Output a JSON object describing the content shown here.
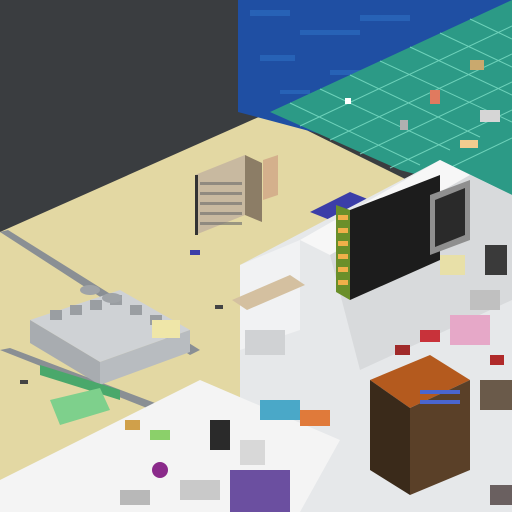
{
  "view": {
    "type": "isometric-factory-game",
    "colors": {
      "void": "#3a3d40",
      "sand": "#e3d8a3",
      "sand_edge": "#cfc38c",
      "water": "#1f4fa3",
      "water_light": "#2f73c6",
      "grid_floor": "#2c9a86",
      "grid_line": "#7fe0c8",
      "concrete": "#e6e8ea",
      "concrete_dark": "#bfc3c7",
      "wall": "#f1f2f3",
      "belt": "#8a8f94"
    },
    "icons": [
      "storage-rack",
      "assembly-machine",
      "smelter-array",
      "crafting-tower",
      "conveyor-belt",
      "server-tower"
    ]
  }
}
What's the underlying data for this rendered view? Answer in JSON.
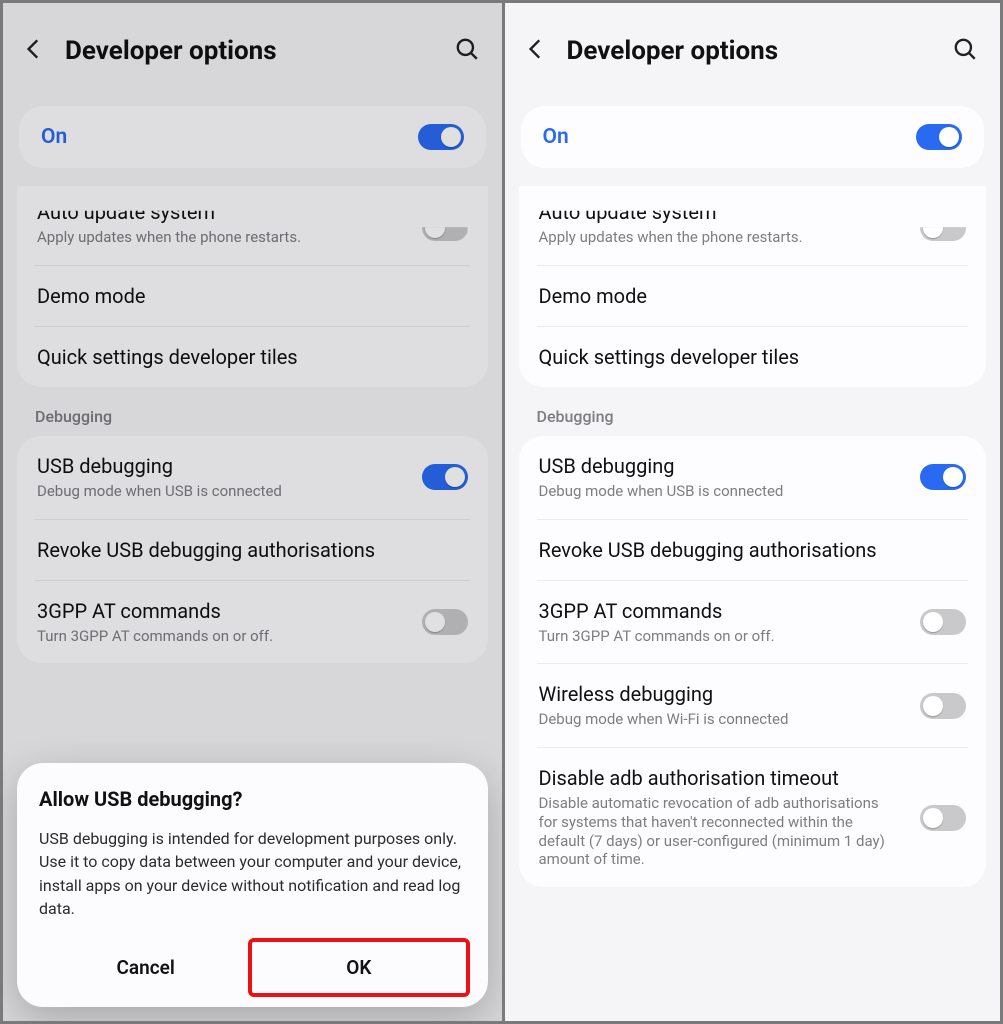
{
  "header": {
    "title": "Developer options"
  },
  "master_toggle": {
    "label": "On",
    "state": true
  },
  "section1": {
    "auto_update": {
      "title": "Auto update system",
      "sub": "Apply updates when the phone restarts.",
      "state": false
    },
    "demo_mode": {
      "title": "Demo mode"
    },
    "quick_tiles": {
      "title": "Quick settings developer tiles"
    }
  },
  "debugging_header": "Debugging",
  "debugging": {
    "usb": {
      "title": "USB debugging",
      "sub": "Debug mode when USB is connected",
      "state": true
    },
    "revoke": {
      "title": "Revoke USB debugging authorisations"
    },
    "gpp": {
      "title": "3GPP AT commands",
      "sub": "Turn 3GPP AT commands on or off.",
      "state": false
    },
    "wireless": {
      "title": "Wireless debugging",
      "sub": "Debug mode when Wi-Fi is connected",
      "state": false
    },
    "adb_to": {
      "title": "Disable adb authorisation timeout",
      "sub": "Disable automatic revocation of adb authorisations for systems that haven't reconnected within the default (7 days) or user-configured (minimum 1 day) amount of time.",
      "state": false
    }
  },
  "dialog": {
    "title": "Allow USB debugging?",
    "body": "USB debugging is intended for development purposes only. Use it to copy data between your computer and your device, install apps on your device without notification and read log data.",
    "cancel": "Cancel",
    "ok": "OK"
  }
}
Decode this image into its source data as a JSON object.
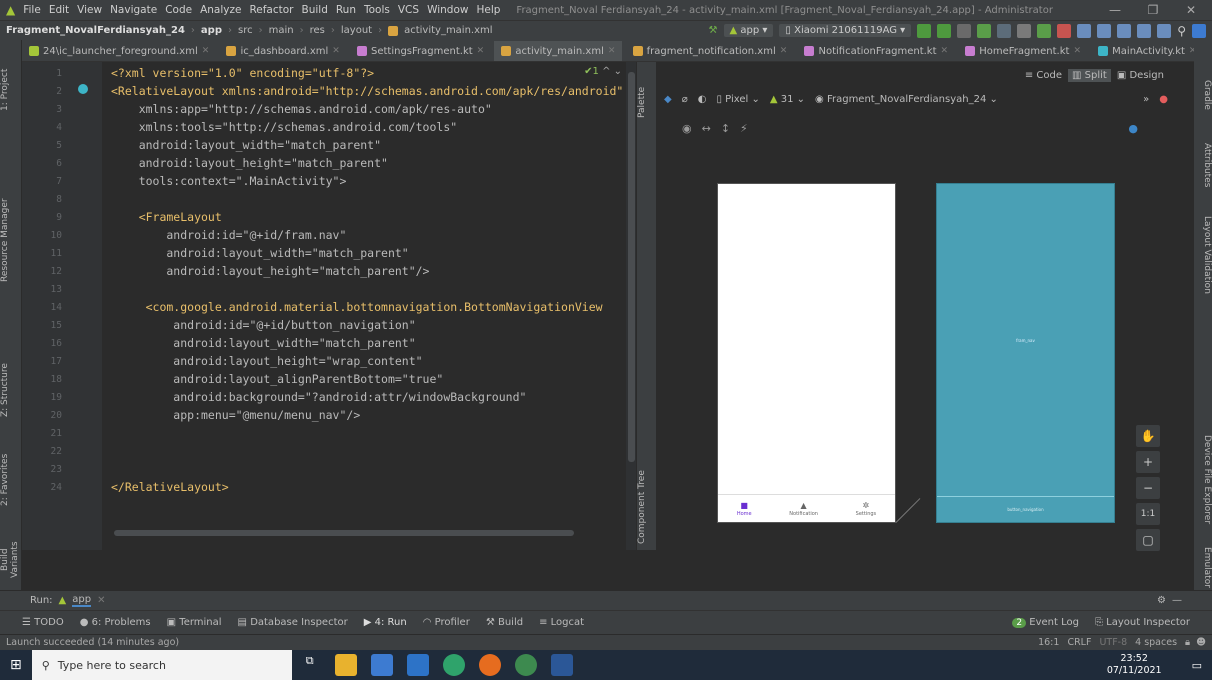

——

→ **Exercise**:
Pick out the lines above that hold the string "object" and show them.

→ **Result of this exercise**:
Output a JSON object describing the content shown here.
Decode this image into its source data as a JSON object.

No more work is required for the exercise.